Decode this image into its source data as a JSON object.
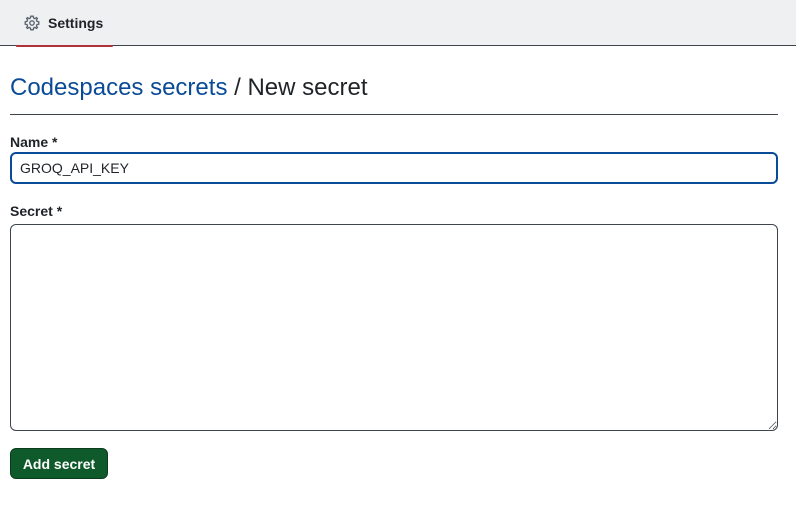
{
  "nav": {
    "tab_label": "Settings",
    "tab_icon": "gear-icon",
    "active_tab_accent": "#b0323a"
  },
  "heading": {
    "link_text": "Codespaces secrets",
    "separator": "/",
    "current_text": "New secret",
    "link_color": "#0a4b97"
  },
  "form": {
    "name_label": "Name *",
    "name_value": "GROQ_API_KEY",
    "secret_label": "Secret *",
    "secret_value": "",
    "submit_label": "Add secret",
    "submit_color": "#0f5a2a"
  }
}
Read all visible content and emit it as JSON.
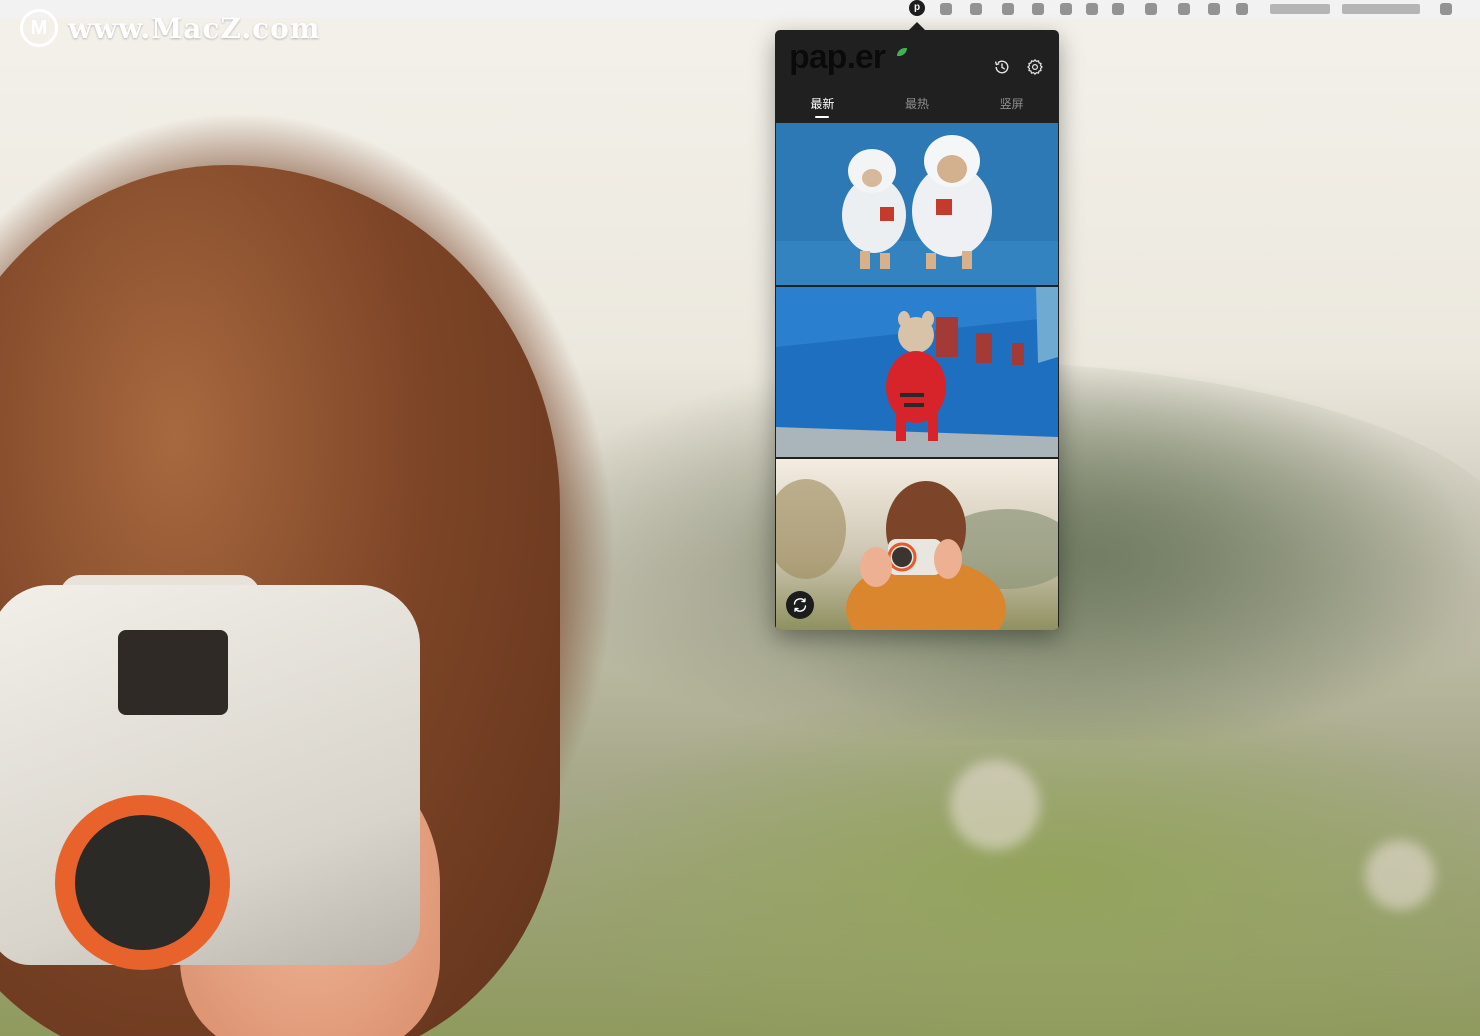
{
  "watermark": {
    "logo_letter": "M",
    "text": "www.MacZ.com"
  },
  "menubar": {
    "paper_status_letter": "p"
  },
  "popover": {
    "brand": "pap.er",
    "tabs": [
      {
        "label": "最新",
        "active": true
      },
      {
        "label": "最热",
        "active": false
      },
      {
        "label": "竖屏",
        "active": false
      }
    ],
    "wallpapers": [
      {
        "subject": "two dogs in white fluffy costumes on blue background"
      },
      {
        "subject": "french bulldog in red hoodie by blue wall"
      },
      {
        "subject": "girl with toy camera"
      }
    ],
    "icons": {
      "history": "history-icon",
      "settings": "gear-icon",
      "refresh": "refresh-icon"
    }
  },
  "colors": {
    "popover_bg": "#202020",
    "tab_active": "#ffffff",
    "tab_inactive": "#8d8d8d",
    "brand_leaf": "#3fb34f"
  }
}
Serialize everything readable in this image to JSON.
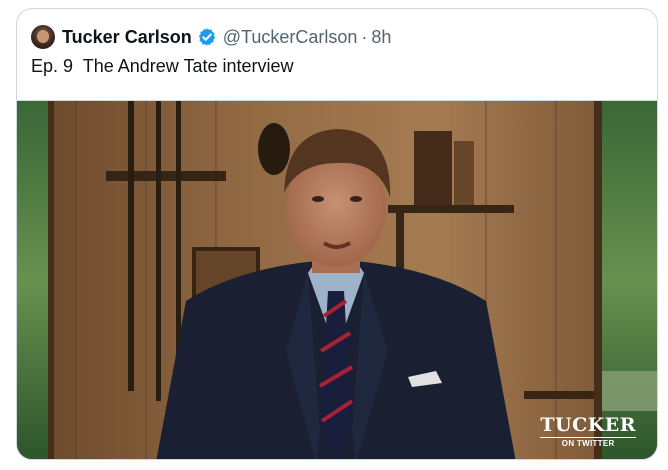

☆ ☆ ☆

> _What to work on_
Copy out exactly the lines between the line containing "Read all visible content and emit it as JSON." and the end of the entries, including both, and leave the pictures behind.

> _Expected output_
Read all visible content and emit it as JSON.
{
  "watermark": {
    "logo_letter": "M",
    "text": "www.MacZ.com"
  },
  "menubar": {
    "paper_status_letter": "p"
  },
  "popover": {
    "brand": "pap.er",
    "tabs": [
      {
        "label": "最新",
        "active": true
      },
      {
        "label": "最热",
        "active": false
      },
      {
        "label": "竖屏",
        "active": false
      }
    ],
    "wallpapers": [
      {
        "subject": "two dogs in white fluffy costumes on blue background"
      },
      {
        "subject": "french bulldog in red hoodie by blue wall"
      },
      {
        "subject": "girl with toy camera"
      }
    ],
    "icons": {
      "history": "history-icon",
      "settings": "gear-icon",
      "refresh": "refresh-icon"
    }
  },
  "colors": {
    "popover_bg": "#202020",
    "tab_active": "#ffffff",
    "tab_inactive": "#8d8d8d",
    "brand_leaf": "#3fb34f"
  }
}
Serialize everything readable in this image to JSON.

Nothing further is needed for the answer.